__PAGE__.
— BEGIN —

Copy & Paste code below. 

Read more https://github.com/kyramichel/Spark/blob/master/PySpark_GoogleColab.ipynb

In [1]:
#update the packages existing on the machine
!apt-get update

#install java 
!apt-get install openjdk-8-jdk-headless -qq > /dev/null


#install spark: get the file
!wget -q https://archive.apache.org/dist/spark/spark-2.4.1/spark-2.4.1-bin-hadoop2.7.tgz
    
#unzip the file
!tar xf spark-2.4.1-bin-hadoop2.7.tgz

#set up the ennvironmental variables
import os
os.environ["JAVA_HOME"] = "/usr/lib/jvm/java-8-openjdk-amd64"
os.environ["SPARK_HOME"] = "/content/spark-2.3.2-bin-hadoop2.7"

#install finspark  
!pip install -q findspark

#importing findspark adds pyspark to the system path, so that next time you can import pyspark like any other python library
import findspark
findspark.init("/content/spark-2.4.1-bin-hadoop2.7")

— END —

__REQUEST 1__.
Using the Spark setup page, decide whether each statement agrees with it: (a) Java is installed with the package openjdk-8-jdk-headless; (b) the Spark archive is downloaded from GitHub; (c) importing findspark adds pyspark to the system path. Give yes or no for each, with the deciding words of the page quoted exactly.
__REQUEST 2__.
Print the entries from their first line through the line containing "cylinder-top <box>1653 21 1905 43</box>", both ends included, and nothing else.

__Source records__.
— BEGIN —

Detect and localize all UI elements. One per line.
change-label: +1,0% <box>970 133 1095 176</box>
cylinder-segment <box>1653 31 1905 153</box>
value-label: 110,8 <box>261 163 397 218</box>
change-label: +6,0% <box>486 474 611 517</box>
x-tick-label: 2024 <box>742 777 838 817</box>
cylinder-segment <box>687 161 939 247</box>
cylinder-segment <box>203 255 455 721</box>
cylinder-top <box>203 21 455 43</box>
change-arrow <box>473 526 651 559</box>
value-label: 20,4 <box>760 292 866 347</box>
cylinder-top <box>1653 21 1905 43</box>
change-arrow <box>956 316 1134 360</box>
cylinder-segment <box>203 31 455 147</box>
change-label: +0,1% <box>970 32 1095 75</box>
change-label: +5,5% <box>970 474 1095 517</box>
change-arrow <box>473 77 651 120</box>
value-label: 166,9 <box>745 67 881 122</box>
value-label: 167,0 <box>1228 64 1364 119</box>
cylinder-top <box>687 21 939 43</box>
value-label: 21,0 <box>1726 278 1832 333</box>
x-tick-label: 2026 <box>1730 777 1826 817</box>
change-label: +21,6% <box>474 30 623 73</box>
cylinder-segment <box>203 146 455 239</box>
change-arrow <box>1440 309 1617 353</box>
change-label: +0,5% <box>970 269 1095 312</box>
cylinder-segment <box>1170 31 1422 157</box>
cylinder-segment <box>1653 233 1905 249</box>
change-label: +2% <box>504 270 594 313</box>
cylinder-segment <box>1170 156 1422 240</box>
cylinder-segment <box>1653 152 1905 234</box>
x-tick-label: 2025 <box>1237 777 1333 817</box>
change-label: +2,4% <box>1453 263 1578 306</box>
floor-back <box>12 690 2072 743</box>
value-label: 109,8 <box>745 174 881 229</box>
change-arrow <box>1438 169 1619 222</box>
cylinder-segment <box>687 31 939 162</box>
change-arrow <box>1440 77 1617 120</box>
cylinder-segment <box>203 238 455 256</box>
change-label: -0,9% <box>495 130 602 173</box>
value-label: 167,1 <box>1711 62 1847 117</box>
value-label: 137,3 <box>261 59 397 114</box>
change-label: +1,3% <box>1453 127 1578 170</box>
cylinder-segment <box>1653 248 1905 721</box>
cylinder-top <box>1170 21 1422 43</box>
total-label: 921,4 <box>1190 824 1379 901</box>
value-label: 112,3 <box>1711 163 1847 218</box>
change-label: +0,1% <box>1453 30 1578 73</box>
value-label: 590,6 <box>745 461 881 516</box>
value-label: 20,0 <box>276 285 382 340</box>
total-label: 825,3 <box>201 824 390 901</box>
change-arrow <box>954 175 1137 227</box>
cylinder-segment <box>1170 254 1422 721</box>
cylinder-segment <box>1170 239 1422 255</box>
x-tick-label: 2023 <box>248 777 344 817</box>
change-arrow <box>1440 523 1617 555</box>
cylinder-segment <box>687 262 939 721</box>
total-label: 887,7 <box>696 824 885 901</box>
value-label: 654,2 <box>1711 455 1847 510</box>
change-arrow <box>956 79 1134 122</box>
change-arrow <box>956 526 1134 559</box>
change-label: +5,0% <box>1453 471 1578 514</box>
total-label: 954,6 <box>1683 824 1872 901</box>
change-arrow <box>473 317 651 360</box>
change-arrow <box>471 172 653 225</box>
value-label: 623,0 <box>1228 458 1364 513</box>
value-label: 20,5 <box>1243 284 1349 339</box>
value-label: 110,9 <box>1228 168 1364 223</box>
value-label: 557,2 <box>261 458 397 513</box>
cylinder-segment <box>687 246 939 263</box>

— END —

__EXERCISE RESPONSE 1__.
(a) Yes: "!apt-get install openjdk-8-jdk-headless -qq > /dev/null"
(b) No: "!wget -q https://archive.apache.org/dist/spark/spark-2.4.1/spark-2.4.1-bin-hadoop2.7.tgz"
(c) Yes: "importing findspark adds pyspark to the system path"

__EXERCISE RESPONSE 2__.
Detect and localize all UI elements. One per line.
change-label: +1,0% <box>970 133 1095 176</box>
cylinder-segment <box>1653 31 1905 153</box>
value-label: 110,8 <box>261 163 397 218</box>
change-label: +6,0% <box>486 474 611 517</box>
x-tick-label: 2024 <box>742 777 838 817</box>
cylinder-segment <box>687 161 939 247</box>
cylinder-segment <box>203 255 455 721</box>
cylinder-top <box>203 21 455 43</box>
change-arrow <box>473 526 651 559</box>
value-label: 20,4 <box>760 292 866 347</box>
cylinder-top <box>1653 21 1905 43</box>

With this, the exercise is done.